> _What the exercise asks_: Scan the following material for the string "screenshot" and copy each line in which it appears.

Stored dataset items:
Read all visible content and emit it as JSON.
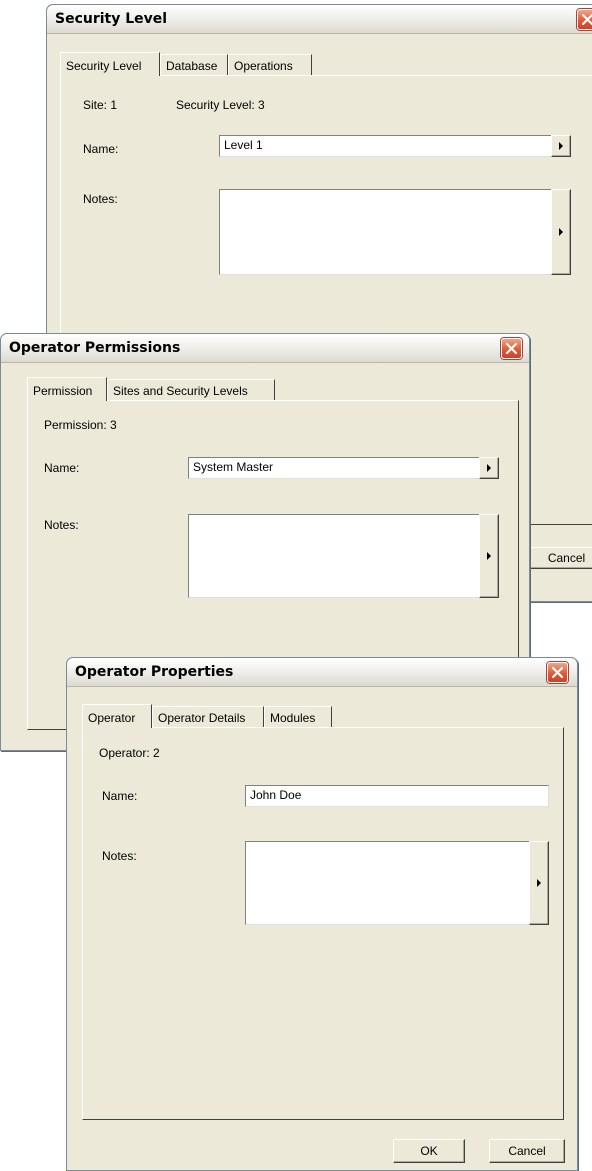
{
  "security_level_dialog": {
    "title": "Security Level",
    "tabs": [
      "Security Level",
      "Database",
      "Operations"
    ],
    "site_text": "Site: 1",
    "security_level_text": "Security Level: 3",
    "name_label": "Name:",
    "name_value": "Level 1",
    "notes_label": "Notes:",
    "notes_value": "",
    "cancel_label": "Cancel"
  },
  "operator_permissions_dialog": {
    "title": "Operator Permissions",
    "tabs": [
      "Permission",
      "Sites and Security Levels"
    ],
    "permission_text": "Permission: 3",
    "name_label": "Name:",
    "name_value": "System Master",
    "notes_label": "Notes:",
    "notes_value": ""
  },
  "operator_properties_dialog": {
    "title": "Operator Properties",
    "tabs": [
      "Operator",
      "Operator Details",
      "Modules"
    ],
    "operator_text": "Operator: 2",
    "name_label": "Name:",
    "name_value": "John Doe",
    "notes_label": "Notes:",
    "notes_value": "",
    "ok_label": "OK",
    "cancel_label": "Cancel"
  },
  "icons": {
    "close": "close-icon",
    "expand": "arrow-right-icon"
  },
  "colors": {
    "dialog_face": "#ece9d8",
    "close_button": "#e25a35",
    "window_border": "#7a8a99"
  }
}
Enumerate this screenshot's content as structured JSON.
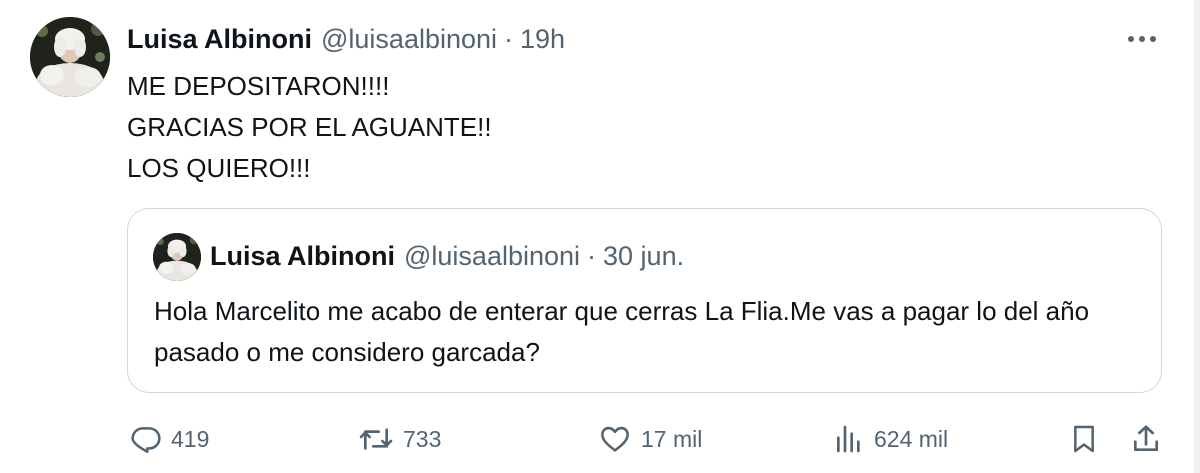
{
  "tweet": {
    "author_name": "Luisa Albinoni",
    "handle": "@luisaalbinoni",
    "separator": "·",
    "time": "19h",
    "lines": [
      "ME DEPOSITARON!!!!",
      "GRACIAS POR EL AGUANTE!!",
      "LOS QUIERO!!!"
    ]
  },
  "quoted": {
    "author_name": "Luisa Albinoni",
    "handle": "@luisaalbinoni",
    "separator": "·",
    "date": "30 jun.",
    "text": "Hola Marcelito me acabo de enterar que cerras La Flia.Me vas a pagar lo del año pasado o me considero garcada?"
  },
  "actions": {
    "replies": "419",
    "reposts": "733",
    "likes": "17 mil",
    "views": "624 mil"
  },
  "icons": {
    "more": "more-horizontal-icon",
    "reply": "reply-icon",
    "repost": "repost-icon",
    "like": "heart-icon",
    "views": "views-icon",
    "bookmark": "bookmark-icon",
    "share": "share-icon"
  },
  "colors": {
    "text": "#0f1419",
    "secondary": "#536471",
    "border": "#cfd9de"
  }
}
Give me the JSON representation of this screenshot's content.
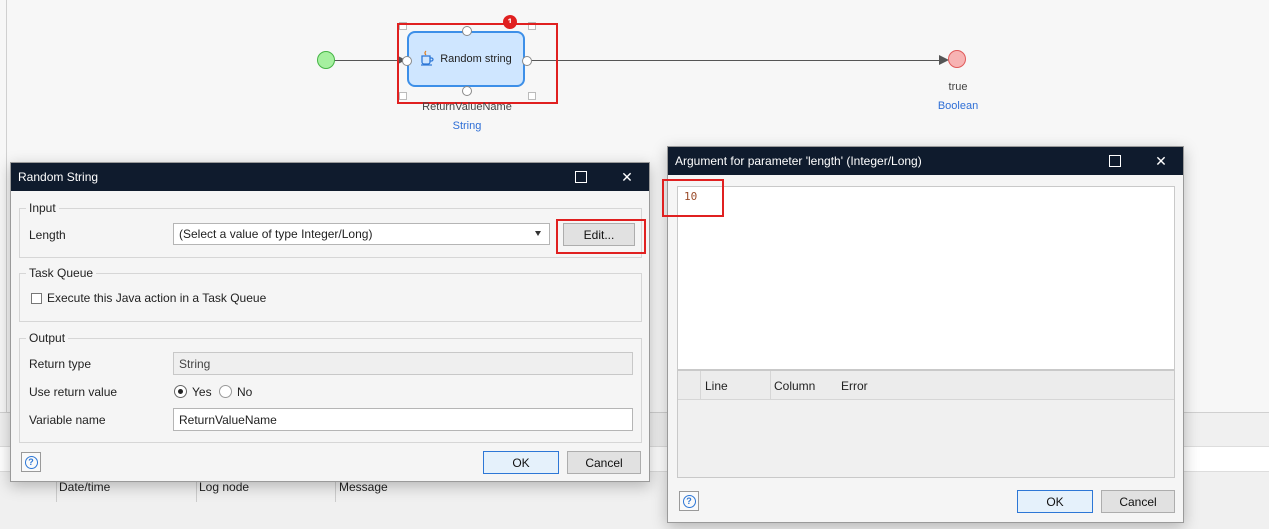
{
  "canvas": {
    "node": {
      "label": "Random string",
      "badge": "1",
      "output_name": "ReturnValueName",
      "output_type": "String"
    },
    "end": {
      "label": "true",
      "type": "Boolean"
    }
  },
  "log": {
    "columns": [
      "Date/time",
      "Log node",
      "Message"
    ]
  },
  "random_string_dialog": {
    "title": "Random String",
    "input": {
      "group_title": "Input",
      "length_label": "Length",
      "length_select_value": "(Select a value of type Integer/Long)",
      "edit_button": "Edit..."
    },
    "task_queue": {
      "group_title": "Task Queue",
      "checkbox_label": "Execute this Java action in a Task Queue"
    },
    "output": {
      "group_title": "Output",
      "return_type_label": "Return type",
      "return_type_value": "String",
      "use_return_label": "Use return value",
      "yes_label": "Yes",
      "no_label": "No",
      "variable_name_label": "Variable name",
      "variable_name_value": "ReturnValueName"
    },
    "ok": "OK",
    "cancel": "Cancel",
    "help": "?"
  },
  "argument_dialog": {
    "title": "Argument for parameter 'length' (Integer/Long)",
    "expression": "10",
    "error_columns": [
      "Line",
      "Column",
      "Error"
    ],
    "ok": "OK",
    "cancel": "Cancel",
    "help": "?"
  },
  "colors": {
    "titlebar": "#0f1b2d",
    "highlight": "#e02020",
    "node_fill": "#cfe6ff",
    "node_border": "#3d8fe8",
    "link": "#2f6fd6"
  }
}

> _Result below_:
Enumerate this screenshot's content as structured JSON.
Give me the JSON representation of this screenshot's content.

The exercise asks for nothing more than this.